## STATED GOAL
Beginning at the line containing "Transcribe the text in this document.", output every line to the end of the data below exactly as it appears.

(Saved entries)
┌──

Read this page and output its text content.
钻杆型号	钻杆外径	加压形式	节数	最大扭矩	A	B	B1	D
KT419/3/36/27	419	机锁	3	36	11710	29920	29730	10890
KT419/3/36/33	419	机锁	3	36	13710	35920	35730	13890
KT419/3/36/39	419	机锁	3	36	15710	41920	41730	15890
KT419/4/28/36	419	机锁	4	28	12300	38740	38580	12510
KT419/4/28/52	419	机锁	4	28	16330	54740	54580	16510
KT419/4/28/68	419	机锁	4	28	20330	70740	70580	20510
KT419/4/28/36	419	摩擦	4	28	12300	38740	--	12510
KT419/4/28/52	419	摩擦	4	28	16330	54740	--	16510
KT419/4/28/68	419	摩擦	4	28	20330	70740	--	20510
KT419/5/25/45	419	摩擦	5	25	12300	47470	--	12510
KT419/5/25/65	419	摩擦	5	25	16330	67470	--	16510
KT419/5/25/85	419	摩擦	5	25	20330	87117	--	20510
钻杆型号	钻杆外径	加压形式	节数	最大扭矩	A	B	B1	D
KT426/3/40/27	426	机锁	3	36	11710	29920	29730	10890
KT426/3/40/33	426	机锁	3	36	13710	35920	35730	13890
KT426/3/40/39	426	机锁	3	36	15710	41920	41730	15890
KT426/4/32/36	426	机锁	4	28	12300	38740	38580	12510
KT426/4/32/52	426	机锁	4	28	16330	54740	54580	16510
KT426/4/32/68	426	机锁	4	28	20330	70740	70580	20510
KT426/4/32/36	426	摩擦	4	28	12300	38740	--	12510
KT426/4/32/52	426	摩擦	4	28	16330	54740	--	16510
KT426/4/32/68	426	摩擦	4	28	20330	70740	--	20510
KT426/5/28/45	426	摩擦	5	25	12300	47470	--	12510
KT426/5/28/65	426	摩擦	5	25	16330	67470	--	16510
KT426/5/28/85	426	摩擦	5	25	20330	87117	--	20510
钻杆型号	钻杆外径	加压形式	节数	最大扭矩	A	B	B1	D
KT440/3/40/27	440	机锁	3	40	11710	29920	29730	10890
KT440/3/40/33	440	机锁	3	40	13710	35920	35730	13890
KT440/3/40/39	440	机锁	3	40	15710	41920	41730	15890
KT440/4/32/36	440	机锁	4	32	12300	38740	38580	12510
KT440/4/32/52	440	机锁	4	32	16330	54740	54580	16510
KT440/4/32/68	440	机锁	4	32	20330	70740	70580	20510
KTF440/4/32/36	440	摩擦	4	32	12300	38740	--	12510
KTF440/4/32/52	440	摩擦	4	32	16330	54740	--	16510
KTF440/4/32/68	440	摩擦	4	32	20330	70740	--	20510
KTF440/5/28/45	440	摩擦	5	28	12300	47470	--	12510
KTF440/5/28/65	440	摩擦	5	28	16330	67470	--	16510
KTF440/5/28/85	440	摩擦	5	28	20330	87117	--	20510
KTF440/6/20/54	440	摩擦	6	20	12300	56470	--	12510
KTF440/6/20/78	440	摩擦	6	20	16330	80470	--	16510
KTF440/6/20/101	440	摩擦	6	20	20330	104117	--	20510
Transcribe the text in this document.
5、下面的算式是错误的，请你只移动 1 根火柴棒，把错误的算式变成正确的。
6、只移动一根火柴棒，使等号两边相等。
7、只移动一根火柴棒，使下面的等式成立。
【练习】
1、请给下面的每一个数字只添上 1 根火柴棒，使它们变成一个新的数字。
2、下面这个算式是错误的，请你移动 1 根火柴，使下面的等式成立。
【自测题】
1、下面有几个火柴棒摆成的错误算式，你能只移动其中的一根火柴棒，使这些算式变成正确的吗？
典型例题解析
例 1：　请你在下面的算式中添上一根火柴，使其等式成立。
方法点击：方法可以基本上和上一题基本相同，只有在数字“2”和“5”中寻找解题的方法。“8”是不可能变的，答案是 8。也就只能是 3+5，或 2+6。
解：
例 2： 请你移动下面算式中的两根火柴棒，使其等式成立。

└──

## RESPONSE FOR THIS EXERCISE
Transcribe the text in this document.
5、下面的算式是错误的，请你只移动 1 根火柴棒，把错误的算式变成正确的。
6、只移动一根火柴棒，使等号两边相等。
7、只移动一根火柴棒，使下面的等式成立。
【练习】
1、请给下面的每一个数字只添上 1 根火柴棒，使它们变成一个新的数字。
2、下面这个算式是错误的，请你移动 1 根火柴，使下面的等式成立。
【自测题】
1、下面有几个火柴棒摆成的错误算式，你能只移动其中的一根火柴棒，使这些算式变成正确的吗？
典型例题解析
例 1：　请你在下面的算式中添上一根火柴，使其等式成立。
方法点击：方法可以基本上和上一题基本相同，只有在数字“2”和“5”中寻找解题的方法。“8”是不可能变的，答案是 8。也就只能是 3+5，或 2+6。
解：
例 2： 请你移动下面算式中的两根火柴棒，使其等式成立。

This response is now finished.